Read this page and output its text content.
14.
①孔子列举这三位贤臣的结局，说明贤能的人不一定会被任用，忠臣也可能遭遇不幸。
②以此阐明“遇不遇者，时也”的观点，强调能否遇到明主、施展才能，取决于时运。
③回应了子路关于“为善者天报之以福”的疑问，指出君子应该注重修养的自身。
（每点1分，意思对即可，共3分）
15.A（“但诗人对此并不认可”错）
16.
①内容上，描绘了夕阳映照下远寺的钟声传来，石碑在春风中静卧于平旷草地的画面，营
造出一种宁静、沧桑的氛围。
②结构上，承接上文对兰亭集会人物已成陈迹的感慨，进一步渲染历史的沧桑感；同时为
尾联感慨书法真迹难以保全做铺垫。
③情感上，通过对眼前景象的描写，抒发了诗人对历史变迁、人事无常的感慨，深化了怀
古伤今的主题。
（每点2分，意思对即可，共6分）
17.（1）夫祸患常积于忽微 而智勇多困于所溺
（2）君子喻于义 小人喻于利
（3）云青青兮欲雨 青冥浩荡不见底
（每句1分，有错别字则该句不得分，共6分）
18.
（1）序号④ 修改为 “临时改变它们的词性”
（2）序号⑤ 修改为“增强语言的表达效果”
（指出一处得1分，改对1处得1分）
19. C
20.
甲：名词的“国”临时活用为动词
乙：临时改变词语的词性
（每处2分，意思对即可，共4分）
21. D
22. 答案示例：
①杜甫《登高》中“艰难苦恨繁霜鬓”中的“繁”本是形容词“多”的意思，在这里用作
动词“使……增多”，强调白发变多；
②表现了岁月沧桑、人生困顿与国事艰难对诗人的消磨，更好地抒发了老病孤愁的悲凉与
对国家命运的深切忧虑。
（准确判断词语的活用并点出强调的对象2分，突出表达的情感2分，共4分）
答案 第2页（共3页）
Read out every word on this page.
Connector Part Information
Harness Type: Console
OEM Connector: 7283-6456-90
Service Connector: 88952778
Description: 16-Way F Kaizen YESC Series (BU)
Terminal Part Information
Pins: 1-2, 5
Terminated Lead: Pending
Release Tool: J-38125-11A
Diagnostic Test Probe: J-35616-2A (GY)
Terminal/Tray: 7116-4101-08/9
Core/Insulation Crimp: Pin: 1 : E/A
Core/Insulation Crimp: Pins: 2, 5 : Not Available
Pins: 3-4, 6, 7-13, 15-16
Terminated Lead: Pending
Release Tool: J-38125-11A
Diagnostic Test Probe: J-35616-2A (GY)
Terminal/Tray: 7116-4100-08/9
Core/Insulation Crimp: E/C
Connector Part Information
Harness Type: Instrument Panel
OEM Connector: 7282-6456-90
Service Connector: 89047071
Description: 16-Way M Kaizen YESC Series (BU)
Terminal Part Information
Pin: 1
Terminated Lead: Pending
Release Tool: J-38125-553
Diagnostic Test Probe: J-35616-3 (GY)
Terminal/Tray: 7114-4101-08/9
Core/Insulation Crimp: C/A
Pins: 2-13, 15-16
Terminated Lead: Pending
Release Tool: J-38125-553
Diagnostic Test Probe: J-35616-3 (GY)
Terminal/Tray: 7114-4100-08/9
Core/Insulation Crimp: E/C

--

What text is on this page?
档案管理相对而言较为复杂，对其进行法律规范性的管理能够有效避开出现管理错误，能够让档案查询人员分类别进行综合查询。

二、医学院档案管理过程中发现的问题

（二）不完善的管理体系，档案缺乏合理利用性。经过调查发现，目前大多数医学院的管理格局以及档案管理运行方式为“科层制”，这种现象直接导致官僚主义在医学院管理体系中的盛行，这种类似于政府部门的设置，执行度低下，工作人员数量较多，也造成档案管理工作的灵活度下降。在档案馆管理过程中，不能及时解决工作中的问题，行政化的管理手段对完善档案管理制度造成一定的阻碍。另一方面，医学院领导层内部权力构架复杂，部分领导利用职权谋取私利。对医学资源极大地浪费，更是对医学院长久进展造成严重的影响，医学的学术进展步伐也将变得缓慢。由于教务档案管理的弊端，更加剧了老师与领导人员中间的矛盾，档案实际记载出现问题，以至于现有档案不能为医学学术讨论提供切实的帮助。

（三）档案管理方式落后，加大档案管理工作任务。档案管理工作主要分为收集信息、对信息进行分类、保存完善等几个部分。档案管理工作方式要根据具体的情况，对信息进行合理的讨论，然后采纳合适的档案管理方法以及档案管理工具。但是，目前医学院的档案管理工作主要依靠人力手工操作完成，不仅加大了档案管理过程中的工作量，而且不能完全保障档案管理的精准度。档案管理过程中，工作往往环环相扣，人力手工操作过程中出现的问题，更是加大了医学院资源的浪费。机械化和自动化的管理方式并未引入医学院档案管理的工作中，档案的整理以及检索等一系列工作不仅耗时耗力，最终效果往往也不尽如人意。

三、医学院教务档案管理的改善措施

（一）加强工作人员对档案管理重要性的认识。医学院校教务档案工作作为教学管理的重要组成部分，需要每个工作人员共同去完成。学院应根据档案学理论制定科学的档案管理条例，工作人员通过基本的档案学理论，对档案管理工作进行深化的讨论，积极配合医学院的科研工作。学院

* * *

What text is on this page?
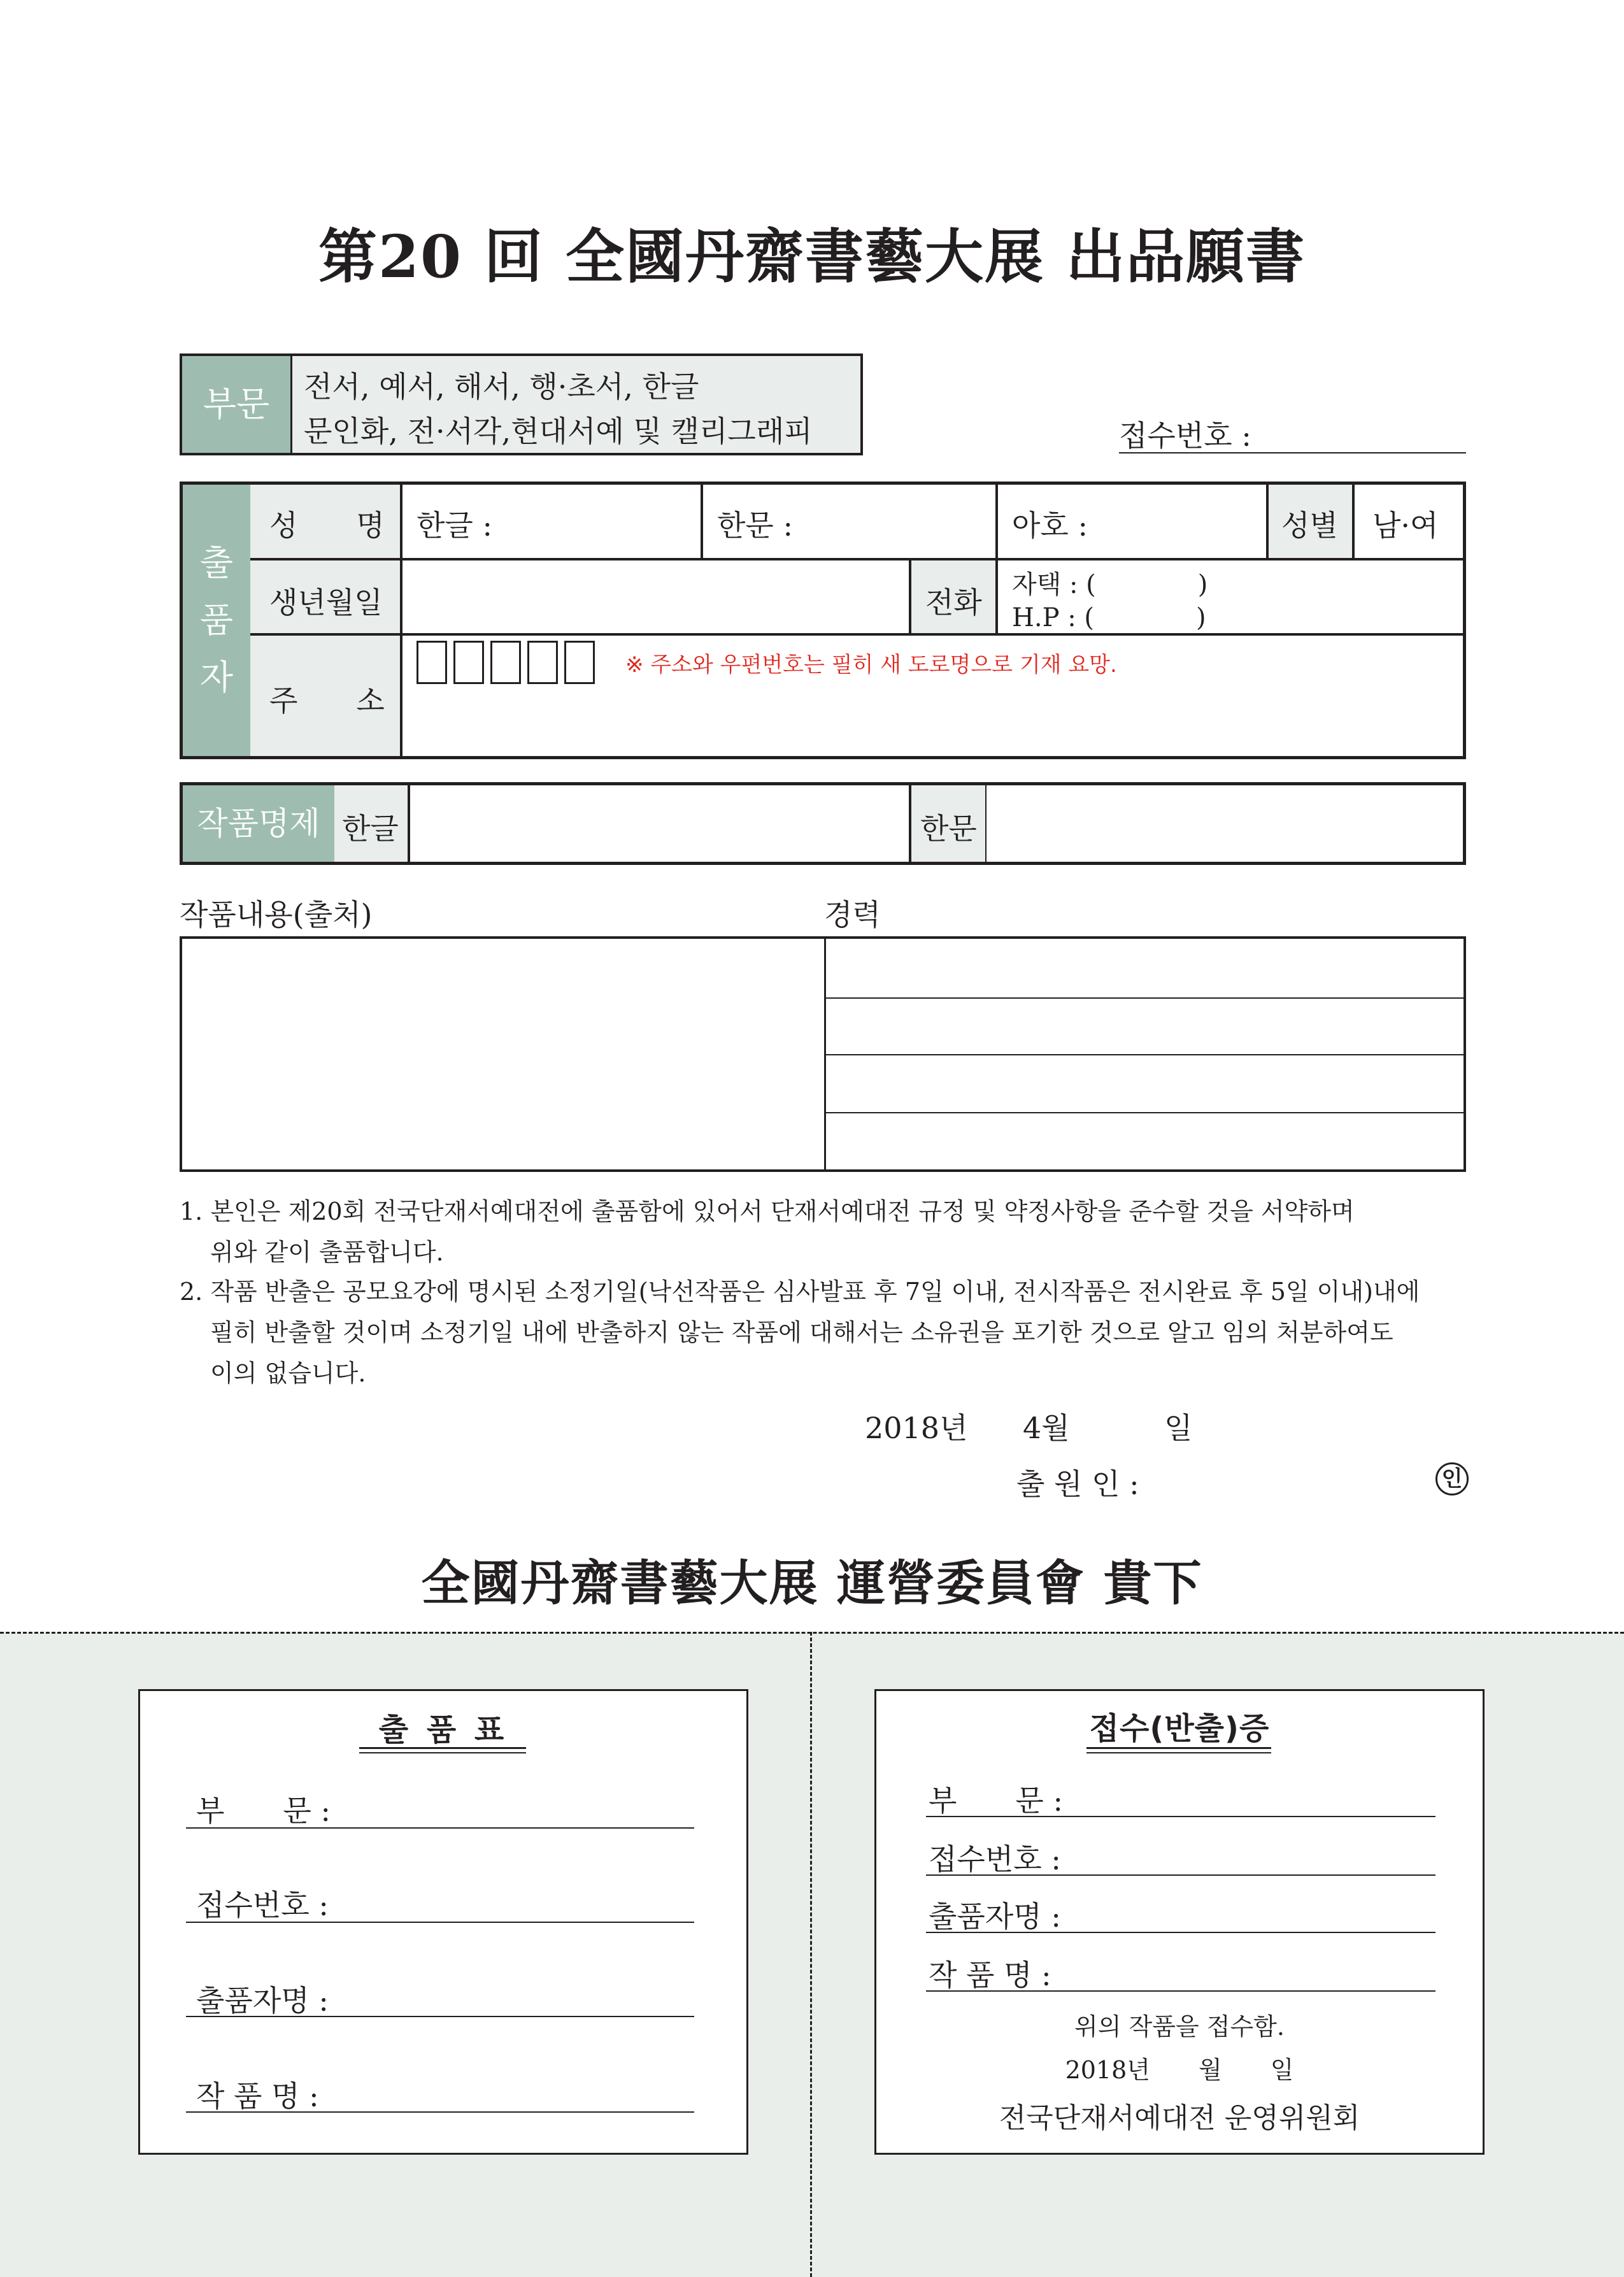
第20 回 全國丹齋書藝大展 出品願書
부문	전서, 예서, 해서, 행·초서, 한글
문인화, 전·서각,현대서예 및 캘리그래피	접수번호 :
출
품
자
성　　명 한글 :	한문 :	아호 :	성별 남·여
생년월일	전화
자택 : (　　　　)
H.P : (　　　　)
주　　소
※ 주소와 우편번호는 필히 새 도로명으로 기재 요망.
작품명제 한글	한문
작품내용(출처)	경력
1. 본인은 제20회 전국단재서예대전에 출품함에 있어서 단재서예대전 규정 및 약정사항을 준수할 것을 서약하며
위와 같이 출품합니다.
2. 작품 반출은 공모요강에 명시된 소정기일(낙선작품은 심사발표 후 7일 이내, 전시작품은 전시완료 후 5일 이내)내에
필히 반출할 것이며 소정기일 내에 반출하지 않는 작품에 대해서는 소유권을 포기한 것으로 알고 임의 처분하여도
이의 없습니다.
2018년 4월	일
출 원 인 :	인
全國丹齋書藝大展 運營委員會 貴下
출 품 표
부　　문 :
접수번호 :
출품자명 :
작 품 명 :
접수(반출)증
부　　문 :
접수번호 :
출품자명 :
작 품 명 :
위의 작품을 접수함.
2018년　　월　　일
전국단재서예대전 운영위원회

### Task to complete
Going through the entries above, tally each line that has the word "Tray". Answer with the number only.

### Task answer
4